Exercise task: Copy out every line of the records where the string "color" occurs.

--- begin Material shown ---

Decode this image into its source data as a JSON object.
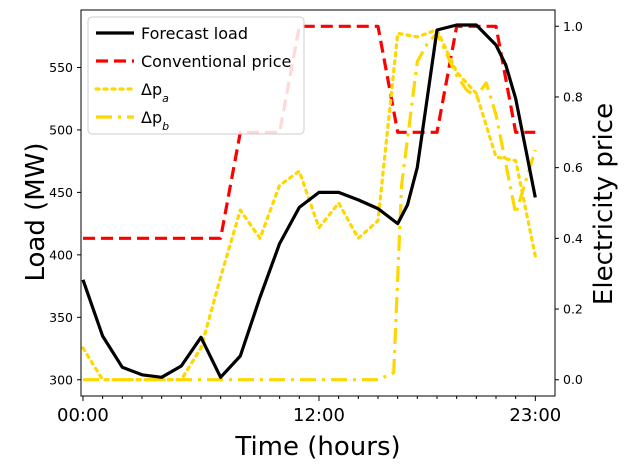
{
  "chart_data": {
    "type": "line",
    "title": "",
    "xlabel": "Time (hours)",
    "ylabel_left": "Load (MW)",
    "ylabel_right": "Electricity price",
    "x_ticks": [
      "00:00",
      "12:00",
      "23:00"
    ],
    "y_left_ticks": [
      300,
      350,
      400,
      450,
      500,
      550
    ],
    "y_right_ticks": [
      "0.0",
      "0.2",
      "0.4",
      "0.6",
      "0.8",
      "1.0"
    ],
    "xlim": [
      -0.1,
      24
    ],
    "y_left_lim": [
      287,
      596
    ],
    "y_right_lim": [
      -0.046,
      1.046
    ],
    "legend_position": "upper-left",
    "series": [
      {
        "name": "Forecast load",
        "legend_label": "Forecast load",
        "axis": "left",
        "color": "#000000",
        "style": "solid",
        "x": [
          0,
          1,
          2,
          3,
          4,
          5,
          6,
          7,
          8,
          9,
          10,
          11,
          12,
          13,
          14,
          15,
          16,
          16.5,
          17,
          18,
          19,
          20,
          21,
          21.5,
          22,
          23
        ],
        "y": [
          380,
          335,
          310,
          304,
          302,
          311,
          334,
          302,
          319,
          366,
          409,
          438,
          450,
          450,
          444,
          437,
          425,
          440,
          470,
          580,
          584,
          584,
          568,
          552,
          525,
          446
        ]
      },
      {
        "name": "Conventional price",
        "legend_label": "Conventional price",
        "axis": "right",
        "color": "#ff0000",
        "style": "dashed",
        "x": [
          0,
          7,
          8,
          10,
          11,
          15,
          16,
          18,
          19,
          21,
          22,
          23
        ],
        "y": [
          0.4,
          0.4,
          0.7,
          0.7,
          1.0,
          1.0,
          0.7,
          0.7,
          1.0,
          1.0,
          0.7,
          0.7
        ]
      },
      {
        "name": "Delta p_a",
        "legend_label": "Δp",
        "legend_sub": "a",
        "axis": "right",
        "color": "#ffd700",
        "style": "dotted",
        "x": [
          0,
          1,
          2,
          3,
          4,
          5,
          6,
          7,
          8,
          9,
          10,
          11,
          12,
          13,
          14,
          15,
          16,
          17,
          18,
          19,
          20,
          21,
          22,
          23
        ],
        "y": [
          0.09,
          0,
          0,
          0,
          0,
          0,
          0.09,
          0.29,
          0.48,
          0.4,
          0.55,
          0.59,
          0.43,
          0.5,
          0.4,
          0.45,
          0.98,
          0.97,
          0.99,
          0.87,
          0.81,
          0.63,
          0.62,
          0.35
        ]
      },
      {
        "name": "Delta p_b",
        "legend_label": "Δp",
        "legend_sub": "b",
        "axis": "right",
        "color": "#ffd700",
        "style": "dashdot",
        "x": [
          0,
          4,
          8,
          12,
          15,
          15.8,
          16.2,
          17,
          17.5,
          18,
          19,
          19.5,
          20,
          20.5,
          21,
          22,
          22.5,
          23
        ],
        "y": [
          0,
          0,
          0,
          0,
          0,
          0.02,
          0.55,
          0.9,
          0.95,
          0.98,
          0.86,
          0.82,
          0.8,
          0.84,
          0.75,
          0.47,
          0.56,
          0.65
        ]
      }
    ]
  }
}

--- end Material shown ---

Task response:
        "color": "#000000",
        "color": "#ff0000",
        "color": "#ffd700",
        "color": "#ffd700",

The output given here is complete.